Problem: The entries that follow should be written out exactly.

Input material:
○ ○ ○ ○

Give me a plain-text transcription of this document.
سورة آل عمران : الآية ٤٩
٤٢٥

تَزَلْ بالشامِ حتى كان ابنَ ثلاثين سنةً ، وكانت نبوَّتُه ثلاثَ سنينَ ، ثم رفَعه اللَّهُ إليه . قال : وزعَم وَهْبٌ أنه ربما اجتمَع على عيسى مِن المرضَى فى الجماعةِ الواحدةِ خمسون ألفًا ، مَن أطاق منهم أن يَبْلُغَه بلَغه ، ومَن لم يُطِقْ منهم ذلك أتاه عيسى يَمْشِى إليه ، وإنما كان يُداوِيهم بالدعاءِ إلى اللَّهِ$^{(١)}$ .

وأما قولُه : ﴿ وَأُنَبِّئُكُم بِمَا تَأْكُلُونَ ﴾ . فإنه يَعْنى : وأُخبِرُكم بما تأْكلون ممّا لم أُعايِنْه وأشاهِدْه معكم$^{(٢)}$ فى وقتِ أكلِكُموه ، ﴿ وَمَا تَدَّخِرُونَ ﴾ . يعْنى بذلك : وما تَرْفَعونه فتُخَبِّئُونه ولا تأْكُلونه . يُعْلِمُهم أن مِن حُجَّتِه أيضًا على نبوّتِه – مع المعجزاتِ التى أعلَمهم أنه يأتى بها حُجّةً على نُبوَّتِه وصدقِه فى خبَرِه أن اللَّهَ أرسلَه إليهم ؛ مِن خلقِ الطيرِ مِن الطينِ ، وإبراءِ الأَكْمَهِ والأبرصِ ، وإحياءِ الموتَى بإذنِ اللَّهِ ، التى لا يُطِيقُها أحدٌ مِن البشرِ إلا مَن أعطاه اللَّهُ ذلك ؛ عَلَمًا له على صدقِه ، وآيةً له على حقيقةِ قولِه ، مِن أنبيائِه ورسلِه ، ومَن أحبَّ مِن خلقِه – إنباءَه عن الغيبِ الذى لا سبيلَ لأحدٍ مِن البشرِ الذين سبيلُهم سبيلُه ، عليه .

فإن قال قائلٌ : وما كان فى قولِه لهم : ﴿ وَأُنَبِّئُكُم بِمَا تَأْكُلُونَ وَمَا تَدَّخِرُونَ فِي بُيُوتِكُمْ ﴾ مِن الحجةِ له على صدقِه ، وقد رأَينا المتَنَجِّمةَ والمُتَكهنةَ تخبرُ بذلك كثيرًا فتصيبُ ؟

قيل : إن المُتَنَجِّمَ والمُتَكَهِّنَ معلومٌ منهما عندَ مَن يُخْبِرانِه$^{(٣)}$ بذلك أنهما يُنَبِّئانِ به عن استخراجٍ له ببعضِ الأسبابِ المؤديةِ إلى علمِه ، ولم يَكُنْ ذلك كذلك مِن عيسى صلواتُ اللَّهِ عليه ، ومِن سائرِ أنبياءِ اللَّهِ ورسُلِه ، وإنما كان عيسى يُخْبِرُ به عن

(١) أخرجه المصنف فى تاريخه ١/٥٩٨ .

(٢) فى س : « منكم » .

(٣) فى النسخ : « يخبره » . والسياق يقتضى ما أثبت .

○ ○ ○ ○

Exercise response:
Give me a plain-text transcription of this document.
سورة آل عمران : الآية ٤٩
٤٢٥

تَزَلْ بالشامِ حتى كان ابنَ ثلاثين سنةً ، وكانت نبوَّتُه ثلاثَ سنينَ ، ثم رفَعه اللَّهُ إليه . قال : وزعَم وَهْبٌ أنه ربما اجتمَع على عيسى مِن المرضَى فى الجماعةِ الواحدةِ خمسون ألفًا ، مَن أطاق منهم أن يَبْلُغَه بلَغه ، ومَن لم يُطِقْ منهم ذلك أتاه عيسى يَمْشِى إليه ، وإنما كان يُداوِيهم بالدعاءِ إلى اللَّهِ$^{(١)}$ .

وأما قولُه : ﴿ وَأُنَبِّئُكُم بِمَا تَأْكُلُونَ ﴾ . فإنه يَعْنى : وأُخبِرُكم بما تأْكلون ممّا لم أُعايِنْه وأشاهِدْه معكم$^{(٢)}$ فى وقتِ أكلِكُموه ، ﴿ وَمَا تَدَّخِرُونَ ﴾ . يعْنى بذلك : وما تَرْفَعونه فتُخَبِّئُونه ولا تأْكُلونه . يُعْلِمُهم أن مِن حُجَّتِه أيضًا على نبوّتِه – مع المعجزاتِ التى أعلَمهم أنه يأتى بها حُجّةً على نُبوَّتِه وصدقِه فى خبَرِه أن اللَّهَ أرسلَه إليهم ؛ مِن خلقِ الطيرِ مِن الطينِ ، وإبراءِ الأَكْمَهِ والأبرصِ ، وإحياءِ الموتَى بإذنِ اللَّهِ ، التى لا يُطِيقُها أحدٌ مِن البشرِ إلا مَن أعطاه اللَّهُ ذلك ؛ عَلَمًا له على صدقِه ، وآيةً له على حقيقةِ قولِه ، مِن أنبيائِه ورسلِه ، ومَن أحبَّ مِن خلقِه – إنباءَه عن الغيبِ الذى لا سبيلَ لأحدٍ مِن البشرِ الذين سبيلُهم سبيلُه ، عليه .

فإن قال قائلٌ : وما كان فى قولِه لهم : ﴿ وَأُنَبِّئُكُم بِمَا تَأْكُلُونَ وَمَا تَدَّخِرُونَ فِي بُيُوتِكُمْ ﴾ مِن الحجةِ له على صدقِه ، وقد رأَينا المتَنَجِّمةَ والمُتَكهنةَ تخبرُ بذلك كثيرًا فتصيبُ ؟

قيل : إن المُتَنَجِّمَ والمُتَكَهِّنَ معلومٌ منهما عندَ مَن يُخْبِرانِه$^{(٣)}$ بذلك أنهما يُنَبِّئانِ به عن استخراجٍ له ببعضِ الأسبابِ المؤديةِ إلى علمِه ، ولم يَكُنْ ذلك كذلك مِن عيسى صلواتُ اللَّهِ عليه ، ومِن سائرِ أنبياءِ اللَّهِ ورسُلِه ، وإنما كان عيسى يُخْبِرُ به عن

(١) أخرجه المصنف فى تاريخه ١/٥٩٨ .

(٢) فى س : « منكم » .

(٣) فى النسخ : « يخبره » . والسياق يقتضى ما أثبت .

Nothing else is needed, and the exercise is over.